--- start ---
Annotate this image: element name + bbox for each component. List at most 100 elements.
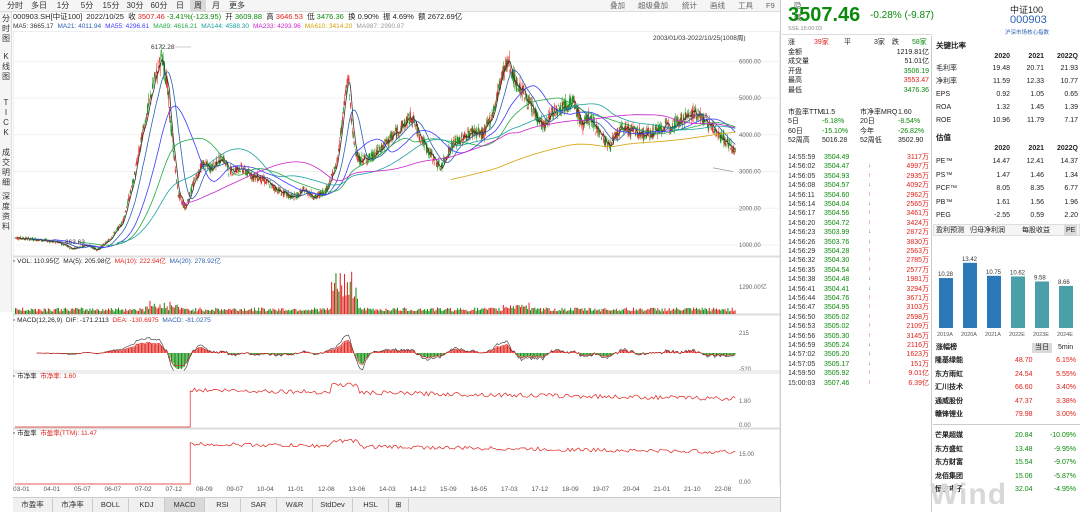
indicator-tab-3[interactable]: KDJ <box>129 498 165 512</box>
side-tab-char[interactable]: 明 <box>2 168 10 177</box>
period-tab-10[interactable]: 更多 <box>229 1 245 10</box>
macd-bar <box>316 353 318 354</box>
side-tab-char[interactable]: 交 <box>2 158 10 167</box>
forecast-tab-3[interactable]: PE <box>1064 225 1078 236</box>
volume-bar <box>162 308 164 314</box>
side-tab-char[interactable]: 时 <box>2 24 10 33</box>
period-tab-2[interactable]: 1分 <box>56 1 70 10</box>
macd-bar <box>228 353 230 355</box>
side-tab-char[interactable]: 深 <box>2 192 10 201</box>
macd-bar <box>435 353 437 356</box>
period-tab-6[interactable]: 60分 <box>150 1 168 10</box>
candle-body <box>493 106 494 114</box>
toolbar-item-6[interactable]: 隐藏 <box>794 1 802 22</box>
macd-bar <box>362 353 364 365</box>
index-code[interactable]: 000903 <box>1010 14 1047 26</box>
volume-bar <box>469 311 471 314</box>
indicator-tab-8[interactable]: StdDev <box>313 498 353 512</box>
forecast-tab-1[interactable]: 归母净利润 <box>970 227 1005 234</box>
side-tab-char[interactable]: 成 <box>2 148 10 157</box>
candle-body <box>674 118 675 130</box>
macd-bar <box>269 353 271 355</box>
macd-bar <box>276 353 278 355</box>
toolbar-item-3[interactable]: 画线 <box>710 1 725 10</box>
period-tab-0[interactable]: 分时 <box>7 1 23 10</box>
period-tab-3[interactable]: 5分 <box>80 1 94 10</box>
candle-body <box>700 116 702 118</box>
side-tab-char[interactable]: 图 <box>2 34 10 43</box>
rank-row[interactable]: 东方财富 15.54 -9.07% <box>935 459 1076 466</box>
x-axis-label: 21-10 <box>684 486 701 493</box>
macd-bar <box>521 353 523 359</box>
rank-tab-5min[interactable]: 5min <box>1058 344 1074 351</box>
side-tab-char[interactable]: C <box>3 118 9 127</box>
rank-row[interactable]: 东方雨虹 24.54 5.55% <box>935 370 1076 378</box>
side-tab-char[interactable]: K <box>3 128 9 137</box>
rank-row[interactable]: 通威股份 47.37 3.38% <box>935 397 1076 405</box>
rank-row[interactable]: 龙佰集团 15.06 -5.87% <box>935 472 1076 480</box>
macd-bar <box>547 353 549 355</box>
period-tab-7[interactable]: 日 <box>176 1 184 10</box>
macd-bar <box>441 353 443 355</box>
rank-row[interactable]: 汇川技术 66.60 3.40% <box>935 384 1076 391</box>
volume-bar <box>618 310 620 314</box>
kline-chart-area[interactable]: 2003/01/03-2022/10/25(1008周)6000.005000.… <box>13 31 780 486</box>
indicator-tab-5[interactable]: RSI <box>205 498 241 512</box>
period-tab-1[interactable]: 多日 <box>31 1 47 10</box>
side-tab-char[interactable]: 度 <box>2 202 10 211</box>
side-tab-char[interactable]: I <box>4 108 8 117</box>
indicator-tab-1[interactable]: 市净率 <box>53 498 93 512</box>
rank-row[interactable]: 赣锋锂业 79.98 3.00% <box>935 411 1076 418</box>
period-tab-8[interactable]: 周 <box>190 0 206 12</box>
indicator-tab-10[interactable]: ⊞ <box>389 498 409 512</box>
macd-bar <box>684 352 686 353</box>
side-tab-char[interactable]: K <box>3 52 9 61</box>
volume-bar <box>468 311 470 314</box>
rank-row[interactable]: 恒生电子 32.04 -4.95% <box>935 486 1076 493</box>
volume-bar <box>530 310 531 314</box>
indicator-tab-2[interactable]: BOLL <box>93 498 129 512</box>
toolbar-item-2[interactable]: 统计 <box>682 1 697 10</box>
rank-row[interactable]: 芒果超媒 20.84 -10.09% <box>935 432 1076 439</box>
side-tab-char[interactable]: T <box>3 98 9 107</box>
forecast-tab-2[interactable]: 每股收益 <box>1022 227 1050 234</box>
macd-bar <box>395 350 397 353</box>
period-tab-4[interactable]: 15分 <box>102 1 120 10</box>
toolbar-item-4[interactable]: 工具 <box>738 1 753 10</box>
volume-bar <box>238 311 240 314</box>
rank-row[interactable]: 东方盛虹 13.48 -9.95% <box>935 445 1076 453</box>
rank-row[interactable]: 隆基绿能 48.70 6.15% <box>935 357 1076 364</box>
side-tab-char[interactable]: 分 <box>2 14 10 23</box>
side-tab-char[interactable]: 线 <box>2 62 10 71</box>
toolbar-item-0[interactable]: 叠加 <box>610 1 625 10</box>
volume-bar <box>435 309 437 314</box>
indicator-tab-6[interactable]: SAR <box>241 498 277 512</box>
side-tab-char[interactable]: 料 <box>2 222 10 231</box>
candle-body <box>247 169 248 176</box>
period-tab-5[interactable]: 30分 <box>126 1 144 10</box>
candle-body <box>607 141 609 143</box>
macd-bar <box>221 351 222 353</box>
rank-tab-today[interactable]: 当日 <box>1032 343 1052 353</box>
candle-body <box>329 179 331 186</box>
side-tab-char[interactable]: 图 <box>2 72 10 81</box>
toolbar-item-5[interactable]: F9 <box>766 1 775 10</box>
indicator-tab-4[interactable]: MACD <box>165 498 205 512</box>
candle-body <box>218 155 220 159</box>
volume-bar <box>578 309 580 314</box>
candle-body <box>408 114 409 116</box>
side-tab-char[interactable]: 细 <box>2 178 10 187</box>
macd-bar <box>421 353 423 356</box>
side-tab-char[interactable]: 资 <box>2 212 10 221</box>
indicator-tab-0[interactable]: 市盈率 <box>13 498 53 512</box>
indicator-tab-7[interactable]: W&R <box>277 498 313 512</box>
candle-body <box>74 248 76 250</box>
volume-bar <box>241 309 243 314</box>
volume-bar <box>335 273 337 314</box>
forecast-tab-0[interactable]: 盈利预测 <box>936 227 964 234</box>
indicator-tab-9[interactable]: HSL <box>353 498 389 512</box>
period-tab-9[interactable]: 月 <box>212 1 220 10</box>
candle-body <box>397 128 399 130</box>
toolbar-item-1[interactable]: 超级叠加 <box>638 1 668 10</box>
volume-bar <box>441 310 443 314</box>
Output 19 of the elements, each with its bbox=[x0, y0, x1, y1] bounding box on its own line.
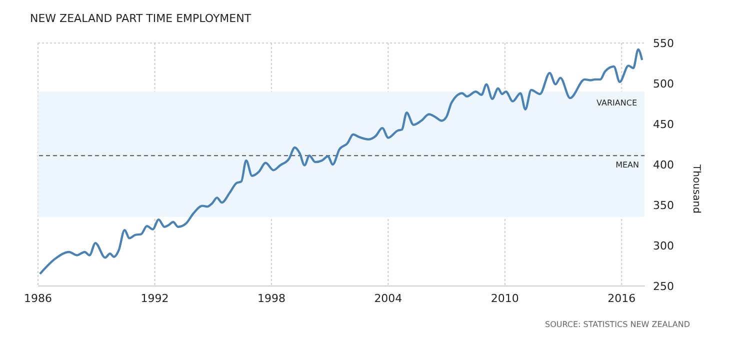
x-tick-label: 2010 bbox=[490, 292, 519, 305]
y-tick-label: 250 bbox=[653, 280, 674, 293]
chart-title: NEW ZEALAND PART TIME EMPLOYMENT bbox=[30, 12, 252, 25]
x-tick-label: 2016 bbox=[608, 292, 636, 305]
line-series bbox=[38, 48, 644, 275]
y-tick-label: 350 bbox=[653, 198, 674, 212]
ref-line-label: MEAN bbox=[616, 160, 640, 170]
x-tick-label: 1992 bbox=[140, 292, 169, 305]
y-tick-label: 550 bbox=[653, 36, 674, 50]
y-tick-label: 300 bbox=[653, 239, 674, 252]
y-tick-label: 450 bbox=[653, 118, 674, 131]
x-tick-label: 1986 bbox=[24, 292, 52, 305]
x-tick-label: 2004 bbox=[374, 292, 402, 305]
x-tick-label: 1998 bbox=[257, 292, 286, 305]
y-tick-label: 500 bbox=[653, 77, 674, 90]
y-tick-label: 400 bbox=[653, 158, 674, 172]
y-axis-title: Thousand bbox=[690, 164, 702, 214]
source-note: SOURCE: STATISTICS NEW ZEALAND bbox=[545, 320, 690, 329]
band-label: VARIANCE bbox=[596, 98, 637, 108]
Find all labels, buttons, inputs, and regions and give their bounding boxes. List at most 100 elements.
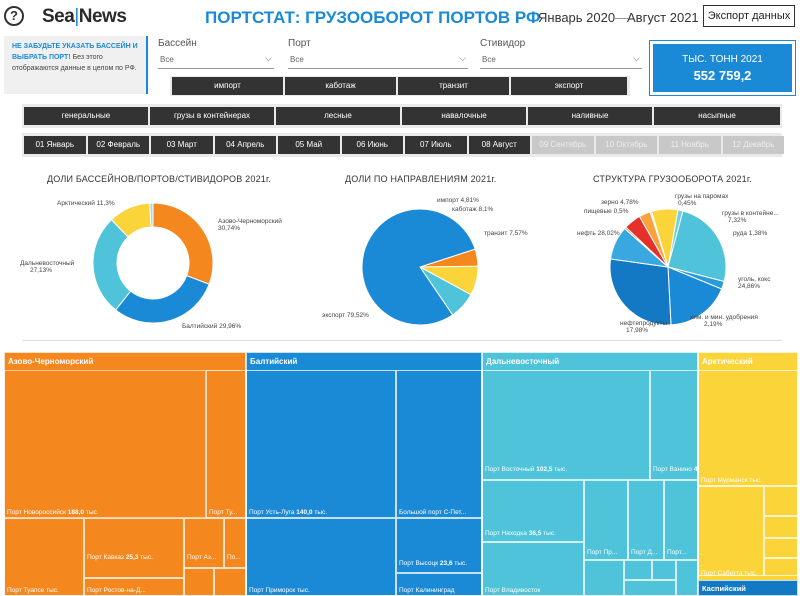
treemap-cell[interactable] bbox=[184, 568, 214, 596]
treemap-cell[interactable] bbox=[652, 560, 676, 580]
direction-button-export[interactable]: экспорт bbox=[511, 77, 627, 95]
treemap-cell[interactable] bbox=[396, 518, 482, 573]
help-icon[interactable]: ? bbox=[4, 6, 24, 26]
notice-text: Без этого отображаются данные в целом по… bbox=[12, 54, 137, 72]
treemap-cell[interactable] bbox=[246, 518, 396, 596]
stevedore-select[interactable]: Все ⌵ bbox=[480, 52, 642, 69]
pie-slice[interactable] bbox=[114, 275, 210, 324]
treemap-cell[interactable] bbox=[698, 370, 798, 486]
treemap-cell[interactable] bbox=[764, 558, 798, 576]
treemap-cell[interactable] bbox=[206, 370, 246, 518]
chevron-down-icon: ⌵ bbox=[459, 53, 466, 63]
treemap-cell[interactable] bbox=[84, 518, 184, 578]
notice-box: НЕ ЗАБУДЬТЕ УКАЗАТЬ БАССЕЙН И ВЫБРАТЬ ПО… bbox=[4, 36, 148, 94]
pie-label: грузы на паромах 0,45% bbox=[675, 193, 729, 207]
direction-button-transit[interactable]: транзит bbox=[398, 77, 509, 95]
kpi-value: 552 759,2 bbox=[693, 68, 752, 83]
pie-label: каботаж 8,1% bbox=[452, 206, 494, 213]
cargo-button-general[interactable]: генеральные bbox=[24, 107, 148, 125]
treemap-cell[interactable] bbox=[584, 480, 628, 560]
month-button[interactable]: 04 Апрель bbox=[214, 136, 276, 154]
notice-bold: НЕ ЗАБУДЬТЕ УКАЗАТЬ БАССЕЙН И ВЫБРАТЬ ПО… bbox=[12, 43, 138, 61]
treemap-cell[interactable] bbox=[624, 580, 676, 596]
treemap-cell[interactable] bbox=[650, 370, 698, 480]
month-button[interactable]: 09 Сентябрь bbox=[532, 136, 594, 154]
treemap-cell[interactable] bbox=[624, 560, 652, 580]
export-data-button[interactable]: Экспорт данных bbox=[703, 5, 795, 27]
pie-slice[interactable] bbox=[152, 202, 214, 285]
month-button[interactable]: 07 Июль bbox=[405, 136, 467, 154]
cargo-button-loose[interactable]: насыпные bbox=[654, 107, 780, 125]
treemap-cell[interactable] bbox=[482, 370, 650, 480]
treemap-cell[interactable] bbox=[224, 518, 246, 568]
pie-slice[interactable] bbox=[667, 210, 727, 283]
structure-pie-chart[interactable] bbox=[609, 208, 727, 326]
treemap-cell[interactable] bbox=[664, 480, 698, 560]
treemap-cell[interactable] bbox=[764, 538, 798, 558]
pie-slice[interactable] bbox=[149, 202, 154, 228]
port-select[interactable]: Все ⌵ bbox=[288, 52, 468, 69]
treemap-cell[interactable] bbox=[698, 486, 764, 576]
treemap-basin-caspian[interactable]: Каспийский bbox=[698, 580, 798, 596]
cargo-button-timber[interactable]: лесные bbox=[276, 107, 400, 125]
pie-label: Азово-Черноморский 30,74% bbox=[218, 218, 282, 232]
pie-slice[interactable] bbox=[361, 208, 476, 326]
month-button[interactable]: 05 Май bbox=[278, 136, 340, 154]
kpi-label: ТЫС. ТОНН 2021 bbox=[682, 54, 763, 65]
month-button[interactable]: 02 Февраль bbox=[87, 136, 149, 154]
treemap-cell[interactable] bbox=[396, 370, 482, 518]
pie-label: уголь, кокс 24,86% bbox=[738, 276, 771, 290]
pie-slice[interactable] bbox=[609, 258, 672, 326]
treemap-basin-baltic[interactable]: Балтийский bbox=[246, 352, 482, 596]
treemap-port-label: Порт Ростов-на-Д... bbox=[87, 587, 146, 594]
basin-select[interactable]: Все ⌵ bbox=[158, 52, 274, 69]
treemap-port-label: Порт Мурманск тыс. bbox=[701, 477, 763, 484]
cargo-button-liquid[interactable]: наливные bbox=[528, 107, 652, 125]
treemap-basin-arctic[interactable]: Арктический bbox=[698, 352, 798, 588]
cargo-button-containers[interactable]: грузы в контейнерах bbox=[150, 107, 274, 125]
treemap-cell[interactable] bbox=[246, 370, 396, 518]
treemap-port-label: Большой порт С-Пет... bbox=[399, 509, 467, 516]
treemap-port-label: Порт Высоцк 23,6 тыс. bbox=[399, 560, 468, 567]
treemap-basin-fareast[interactable]: Дальневосточный bbox=[482, 352, 698, 596]
month-button[interactable]: 03 Март bbox=[151, 136, 213, 154]
date-from[interactable]: Январь 2020 bbox=[538, 10, 616, 25]
treemap-cell[interactable] bbox=[584, 560, 624, 596]
treemap-port-label: Порт Пр... bbox=[587, 549, 618, 556]
directions-pie-chart[interactable] bbox=[361, 208, 479, 326]
direction-button-import[interactable]: импорт bbox=[172, 77, 283, 95]
divider bbox=[22, 340, 782, 341]
month-button[interactable]: 08 Август bbox=[468, 136, 530, 154]
month-button[interactable]: 11 Ноябрь bbox=[659, 136, 721, 154]
pie-slice[interactable] bbox=[667, 266, 723, 326]
treemap-cell[interactable] bbox=[628, 480, 664, 560]
pie-label: импорт 4,81% bbox=[437, 197, 479, 204]
treemap-cell[interactable] bbox=[214, 568, 246, 596]
treemap-cell[interactable] bbox=[4, 370, 206, 518]
cargo-button-bulk[interactable]: навалочные bbox=[402, 107, 526, 125]
treemap-basin-label: Арктический bbox=[702, 357, 753, 366]
treemap-cell[interactable] bbox=[184, 518, 224, 568]
filter-label-basin: Бассейн bbox=[158, 38, 197, 49]
treemap-cell[interactable] bbox=[764, 516, 798, 538]
treemap-basin-label: Балтийский bbox=[250, 357, 298, 366]
month-button[interactable]: 10 Октябрь bbox=[595, 136, 657, 154]
treemap: Азово-Черноморский Порт Новороссийск 188… bbox=[0, 350, 800, 596]
month-button[interactable]: 01 Январь bbox=[24, 136, 86, 154]
pie-label: Балтийский 29,96% bbox=[182, 323, 242, 330]
treemap-cell[interactable] bbox=[764, 486, 798, 516]
chevron-down-icon: ⌵ bbox=[633, 53, 640, 63]
filter-label-stevedore: Стивидор bbox=[480, 38, 526, 49]
month-button[interactable]: 06 Июнь bbox=[341, 136, 403, 154]
treemap-cell[interactable] bbox=[4, 518, 84, 596]
date-to[interactable]: Август 2021 bbox=[627, 10, 699, 25]
logo-text-sea: Sea bbox=[42, 6, 75, 27]
direction-button-cabotage[interactable]: каботаж bbox=[285, 77, 396, 95]
chevron-down-icon: ⌵ bbox=[265, 53, 272, 63]
month-button[interactable]: 12 Декабрь bbox=[722, 136, 784, 154]
pie-slice[interactable] bbox=[638, 211, 669, 268]
treemap-cell[interactable] bbox=[676, 560, 698, 596]
basins-donut-chart[interactable] bbox=[92, 202, 214, 324]
treemap-cell[interactable] bbox=[482, 480, 584, 542]
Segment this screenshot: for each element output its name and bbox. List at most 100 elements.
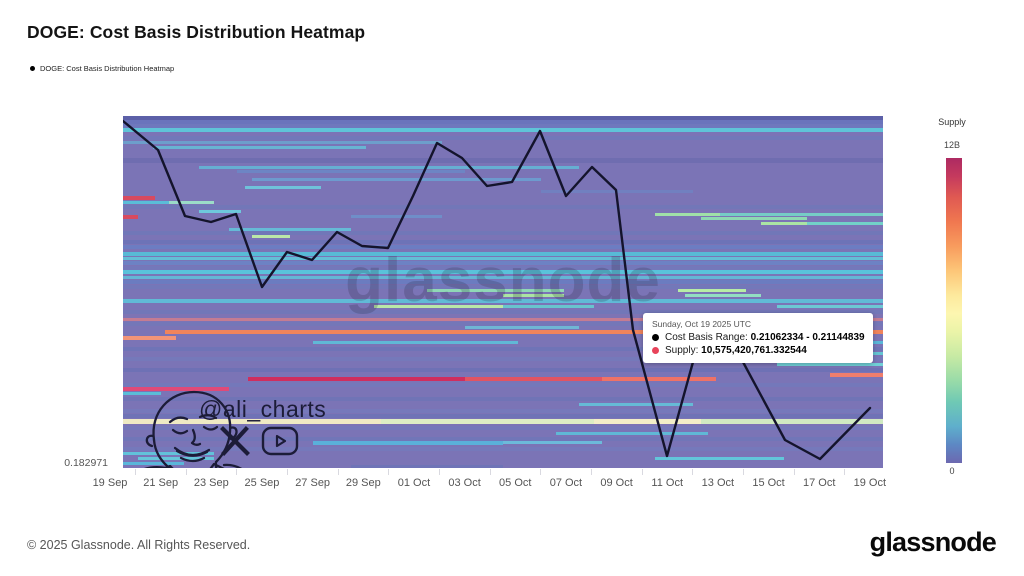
--- end ---
WHAT TO WORK ON: Copy every line from the one that contains "treemap-cell[interactable] bbox=[184, 568, 214, 596]" down to the one that contains "notice-box: НЕ ЗАБУДЬТЕ", including both of those lines, reproducing each one without any change.

RESPONSE:
treemap-cell[interactable] bbox=[184, 568, 214, 596]
treemap-cell[interactable] bbox=[652, 560, 676, 580]
direction-button-export[interactable]: экспорт bbox=[511, 77, 627, 95]
treemap-cell[interactable] bbox=[396, 518, 482, 573]
help-icon[interactable]: ? bbox=[4, 6, 24, 26]
notice-text: Без этого отображаются данные в целом по… bbox=[12, 54, 137, 72]
treemap-cell[interactable] bbox=[246, 518, 396, 596]
stevedore-select[interactable]: Все ⌵ bbox=[480, 52, 642, 69]
pie-slice[interactable] bbox=[114, 275, 210, 324]
treemap-cell[interactable] bbox=[698, 370, 798, 486]
treemap-cell[interactable] bbox=[764, 558, 798, 576]
treemap-cell[interactable] bbox=[206, 370, 246, 518]
chevron-down-icon: ⌵ bbox=[459, 53, 466, 63]
treemap-cell[interactable] bbox=[84, 518, 184, 578]
notice-box: НЕ ЗАБУДЬТЕ УКАЗАТЬ БАССЕЙН И ВЫБРАТЬ ПО… bbox=[4, 36, 148, 94]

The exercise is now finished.